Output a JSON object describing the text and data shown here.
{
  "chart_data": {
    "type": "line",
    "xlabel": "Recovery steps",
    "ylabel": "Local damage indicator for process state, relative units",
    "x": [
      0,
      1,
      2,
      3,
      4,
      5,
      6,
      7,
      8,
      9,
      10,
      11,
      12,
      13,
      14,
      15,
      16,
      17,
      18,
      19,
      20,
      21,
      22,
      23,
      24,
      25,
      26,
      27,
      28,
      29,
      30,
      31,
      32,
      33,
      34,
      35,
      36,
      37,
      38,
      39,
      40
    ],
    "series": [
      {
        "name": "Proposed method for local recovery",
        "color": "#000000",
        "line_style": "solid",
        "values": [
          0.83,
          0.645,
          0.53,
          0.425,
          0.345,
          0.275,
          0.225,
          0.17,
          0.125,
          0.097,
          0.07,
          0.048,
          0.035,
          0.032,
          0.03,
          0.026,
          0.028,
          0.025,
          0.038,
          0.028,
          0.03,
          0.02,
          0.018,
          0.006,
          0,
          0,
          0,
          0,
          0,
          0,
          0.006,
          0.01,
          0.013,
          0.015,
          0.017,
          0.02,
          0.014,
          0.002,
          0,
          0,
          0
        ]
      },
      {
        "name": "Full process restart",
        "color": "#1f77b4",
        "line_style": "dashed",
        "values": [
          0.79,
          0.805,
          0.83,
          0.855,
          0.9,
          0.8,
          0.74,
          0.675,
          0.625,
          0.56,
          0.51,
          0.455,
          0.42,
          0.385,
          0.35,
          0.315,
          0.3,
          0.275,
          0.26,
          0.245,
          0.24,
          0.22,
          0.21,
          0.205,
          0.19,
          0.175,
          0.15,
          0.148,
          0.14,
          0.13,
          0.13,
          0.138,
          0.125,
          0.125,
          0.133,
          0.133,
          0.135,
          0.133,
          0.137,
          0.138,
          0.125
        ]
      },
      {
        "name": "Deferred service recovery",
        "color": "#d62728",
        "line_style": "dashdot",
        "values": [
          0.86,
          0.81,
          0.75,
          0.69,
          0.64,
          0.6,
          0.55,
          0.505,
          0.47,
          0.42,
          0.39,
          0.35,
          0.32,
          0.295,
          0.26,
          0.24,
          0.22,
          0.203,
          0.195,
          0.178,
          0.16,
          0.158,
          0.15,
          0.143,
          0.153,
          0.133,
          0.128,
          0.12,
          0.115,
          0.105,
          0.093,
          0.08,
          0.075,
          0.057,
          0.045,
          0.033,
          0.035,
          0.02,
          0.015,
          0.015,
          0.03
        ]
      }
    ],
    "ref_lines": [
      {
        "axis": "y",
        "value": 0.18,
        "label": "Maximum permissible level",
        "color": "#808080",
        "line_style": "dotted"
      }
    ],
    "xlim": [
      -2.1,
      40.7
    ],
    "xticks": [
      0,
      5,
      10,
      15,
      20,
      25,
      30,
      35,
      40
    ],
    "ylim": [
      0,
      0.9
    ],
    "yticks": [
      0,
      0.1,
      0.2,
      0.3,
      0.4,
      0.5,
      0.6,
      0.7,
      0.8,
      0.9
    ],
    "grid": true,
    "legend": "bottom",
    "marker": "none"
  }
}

※

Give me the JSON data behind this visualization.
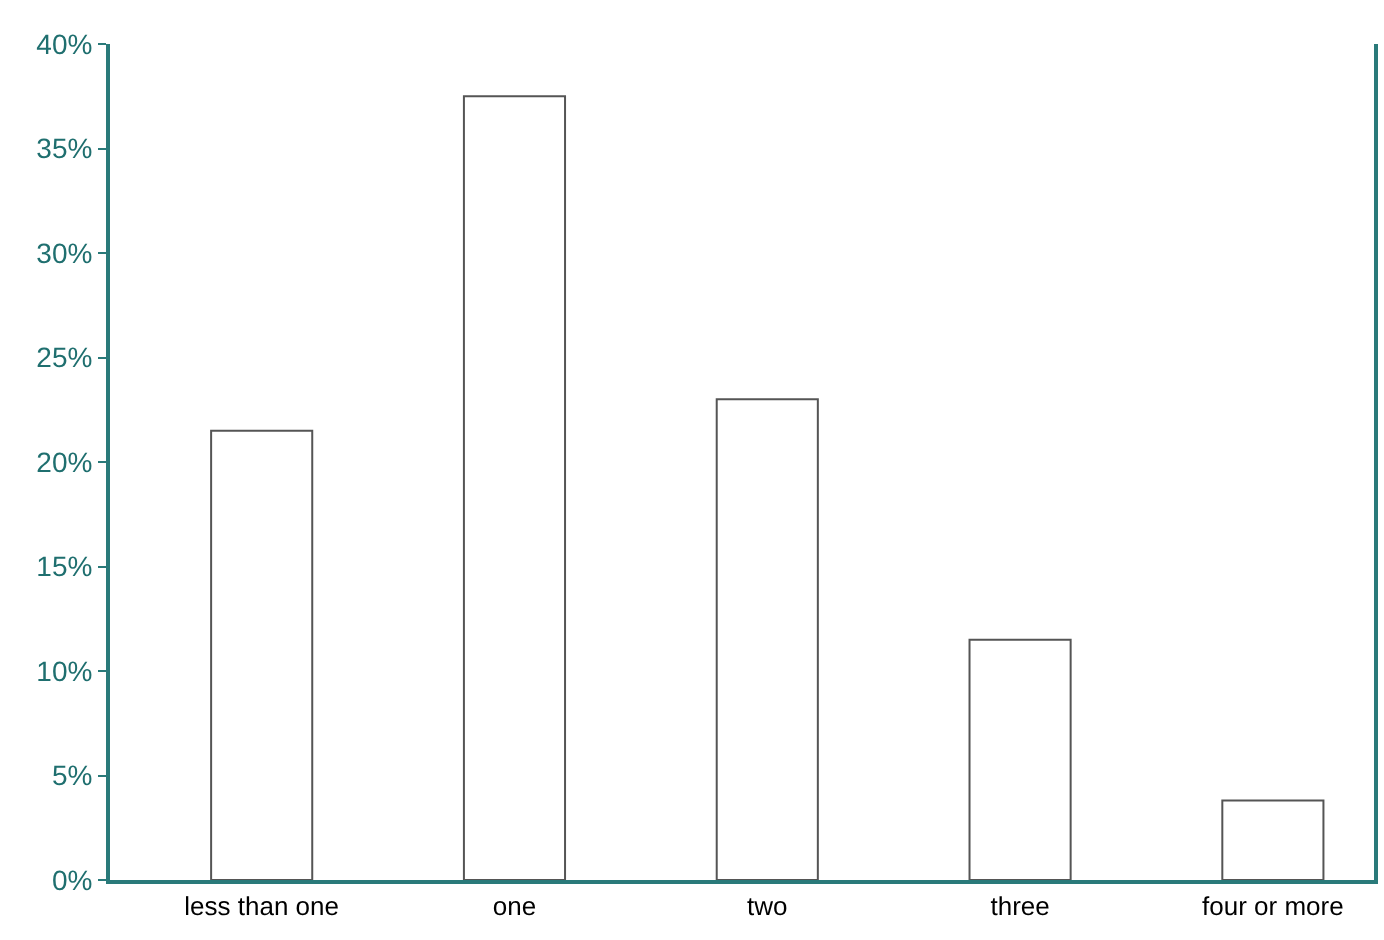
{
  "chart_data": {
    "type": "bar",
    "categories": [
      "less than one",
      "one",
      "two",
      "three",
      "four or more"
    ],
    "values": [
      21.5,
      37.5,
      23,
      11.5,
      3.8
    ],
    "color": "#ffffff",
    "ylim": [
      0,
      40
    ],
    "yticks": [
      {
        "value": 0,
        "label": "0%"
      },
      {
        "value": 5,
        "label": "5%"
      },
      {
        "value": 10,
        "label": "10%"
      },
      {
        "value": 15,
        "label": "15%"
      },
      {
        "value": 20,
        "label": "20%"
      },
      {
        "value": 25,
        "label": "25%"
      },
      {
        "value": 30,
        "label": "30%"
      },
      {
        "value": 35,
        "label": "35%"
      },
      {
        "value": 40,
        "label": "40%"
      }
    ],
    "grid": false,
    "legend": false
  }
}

※

→ TASK INSTRUCTIONS
Of all the lines in the material above, how many contain the word "JSON"? Give only the count.

→ EXERCISE RESULT
2